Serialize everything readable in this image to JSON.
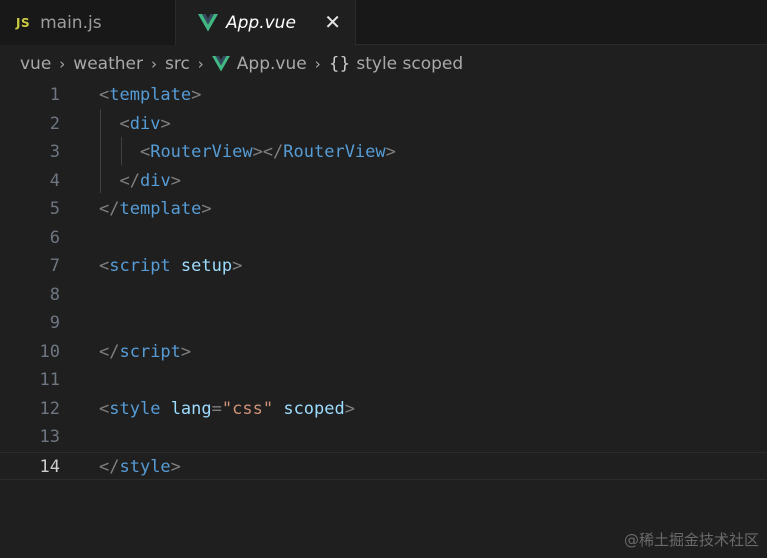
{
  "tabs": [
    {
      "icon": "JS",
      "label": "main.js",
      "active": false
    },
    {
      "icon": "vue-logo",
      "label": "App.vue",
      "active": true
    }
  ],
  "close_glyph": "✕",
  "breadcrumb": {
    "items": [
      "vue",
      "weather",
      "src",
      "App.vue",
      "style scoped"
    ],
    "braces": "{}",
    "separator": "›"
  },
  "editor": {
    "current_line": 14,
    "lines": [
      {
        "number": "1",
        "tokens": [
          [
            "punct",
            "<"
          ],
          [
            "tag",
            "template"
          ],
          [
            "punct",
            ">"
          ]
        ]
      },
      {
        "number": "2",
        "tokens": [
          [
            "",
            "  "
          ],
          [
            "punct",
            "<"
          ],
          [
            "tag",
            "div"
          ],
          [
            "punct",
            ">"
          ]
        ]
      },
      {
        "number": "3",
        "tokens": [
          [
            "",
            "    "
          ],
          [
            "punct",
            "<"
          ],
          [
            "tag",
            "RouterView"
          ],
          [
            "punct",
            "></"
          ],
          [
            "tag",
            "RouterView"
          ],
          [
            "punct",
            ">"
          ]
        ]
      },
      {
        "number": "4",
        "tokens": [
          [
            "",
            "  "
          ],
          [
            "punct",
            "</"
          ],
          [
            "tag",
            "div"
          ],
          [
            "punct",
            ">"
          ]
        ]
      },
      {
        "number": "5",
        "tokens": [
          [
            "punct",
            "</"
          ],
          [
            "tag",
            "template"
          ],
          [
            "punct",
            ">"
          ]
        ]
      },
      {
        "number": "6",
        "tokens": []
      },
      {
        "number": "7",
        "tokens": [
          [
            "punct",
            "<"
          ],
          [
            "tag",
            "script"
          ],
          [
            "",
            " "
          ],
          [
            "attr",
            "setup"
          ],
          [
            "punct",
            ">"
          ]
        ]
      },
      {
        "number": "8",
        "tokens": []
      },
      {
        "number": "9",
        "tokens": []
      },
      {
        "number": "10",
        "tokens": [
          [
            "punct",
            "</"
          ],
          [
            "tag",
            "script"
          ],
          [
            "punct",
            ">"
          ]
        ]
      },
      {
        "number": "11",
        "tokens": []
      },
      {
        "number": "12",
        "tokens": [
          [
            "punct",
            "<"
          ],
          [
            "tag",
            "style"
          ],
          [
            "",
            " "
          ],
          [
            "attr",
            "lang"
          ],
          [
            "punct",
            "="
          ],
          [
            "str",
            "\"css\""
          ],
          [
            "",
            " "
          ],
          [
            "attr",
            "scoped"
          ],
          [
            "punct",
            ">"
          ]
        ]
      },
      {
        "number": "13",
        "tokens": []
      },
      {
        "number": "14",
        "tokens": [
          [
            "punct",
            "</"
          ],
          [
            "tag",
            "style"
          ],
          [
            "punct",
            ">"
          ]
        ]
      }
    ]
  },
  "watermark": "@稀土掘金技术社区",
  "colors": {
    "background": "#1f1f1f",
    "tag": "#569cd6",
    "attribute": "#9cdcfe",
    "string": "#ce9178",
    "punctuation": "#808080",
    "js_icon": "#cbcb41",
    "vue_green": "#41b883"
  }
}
::::::::::
» EXERCISE DESCRIPTION
Pictures in the records should not appear in your copy, but everything else must be transcribed exactly.

» COMPLETED EXERCISE
Serialize everything readable in this image to JSON.
{
  "tabs": [
    {
      "icon": "JS",
      "label": "main.js",
      "active": false
    },
    {
      "icon": "vue-logo",
      "label": "App.vue",
      "active": true
    }
  ],
  "close_glyph": "✕",
  "breadcrumb": {
    "items": [
      "vue",
      "weather",
      "src",
      "App.vue",
      "style scoped"
    ],
    "braces": "{}",
    "separator": "›"
  },
  "editor": {
    "current_line": 14,
    "lines": [
      {
        "number": "1",
        "tokens": [
          [
            "punct",
            "<"
          ],
          [
            "tag",
            "template"
          ],
          [
            "punct",
            ">"
          ]
        ]
      },
      {
        "number": "2",
        "tokens": [
          [
            "",
            "  "
          ],
          [
            "punct",
            "<"
          ],
          [
            "tag",
            "div"
          ],
          [
            "punct",
            ">"
          ]
        ]
      },
      {
        "number": "3",
        "tokens": [
          [
            "",
            "    "
          ],
          [
            "punct",
            "<"
          ],
          [
            "tag",
            "RouterView"
          ],
          [
            "punct",
            "></"
          ],
          [
            "tag",
            "RouterView"
          ],
          [
            "punct",
            ">"
          ]
        ]
      },
      {
        "number": "4",
        "tokens": [
          [
            "",
            "  "
          ],
          [
            "punct",
            "</"
          ],
          [
            "tag",
            "div"
          ],
          [
            "punct",
            ">"
          ]
        ]
      },
      {
        "number": "5",
        "tokens": [
          [
            "punct",
            "</"
          ],
          [
            "tag",
            "template"
          ],
          [
            "punct",
            ">"
          ]
        ]
      },
      {
        "number": "6",
        "tokens": []
      },
      {
        "number": "7",
        "tokens": [
          [
            "punct",
            "<"
          ],
          [
            "tag",
            "script"
          ],
          [
            "",
            " "
          ],
          [
            "attr",
            "setup"
          ],
          [
            "punct",
            ">"
          ]
        ]
      },
      {
        "number": "8",
        "tokens": []
      },
      {
        "number": "9",
        "tokens": []
      },
      {
        "number": "10",
        "tokens": [
          [
            "punct",
            "</"
          ],
          [
            "tag",
            "script"
          ],
          [
            "punct",
            ">"
          ]
        ]
      },
      {
        "number": "11",
        "tokens": []
      },
      {
        "number": "12",
        "tokens": [
          [
            "punct",
            "<"
          ],
          [
            "tag",
            "style"
          ],
          [
            "",
            " "
          ],
          [
            "attr",
            "lang"
          ],
          [
            "punct",
            "="
          ],
          [
            "str",
            "\"css\""
          ],
          [
            "",
            " "
          ],
          [
            "attr",
            "scoped"
          ],
          [
            "punct",
            ">"
          ]
        ]
      },
      {
        "number": "13",
        "tokens": []
      },
      {
        "number": "14",
        "tokens": [
          [
            "punct",
            "</"
          ],
          [
            "tag",
            "style"
          ],
          [
            "punct",
            ">"
          ]
        ]
      }
    ]
  },
  "watermark": "@稀土掘金技术社区",
  "colors": {
    "background": "#1f1f1f",
    "tag": "#569cd6",
    "attribute": "#9cdcfe",
    "string": "#ce9178",
    "punctuation": "#808080",
    "js_icon": "#cbcb41",
    "vue_green": "#41b883"
  }
}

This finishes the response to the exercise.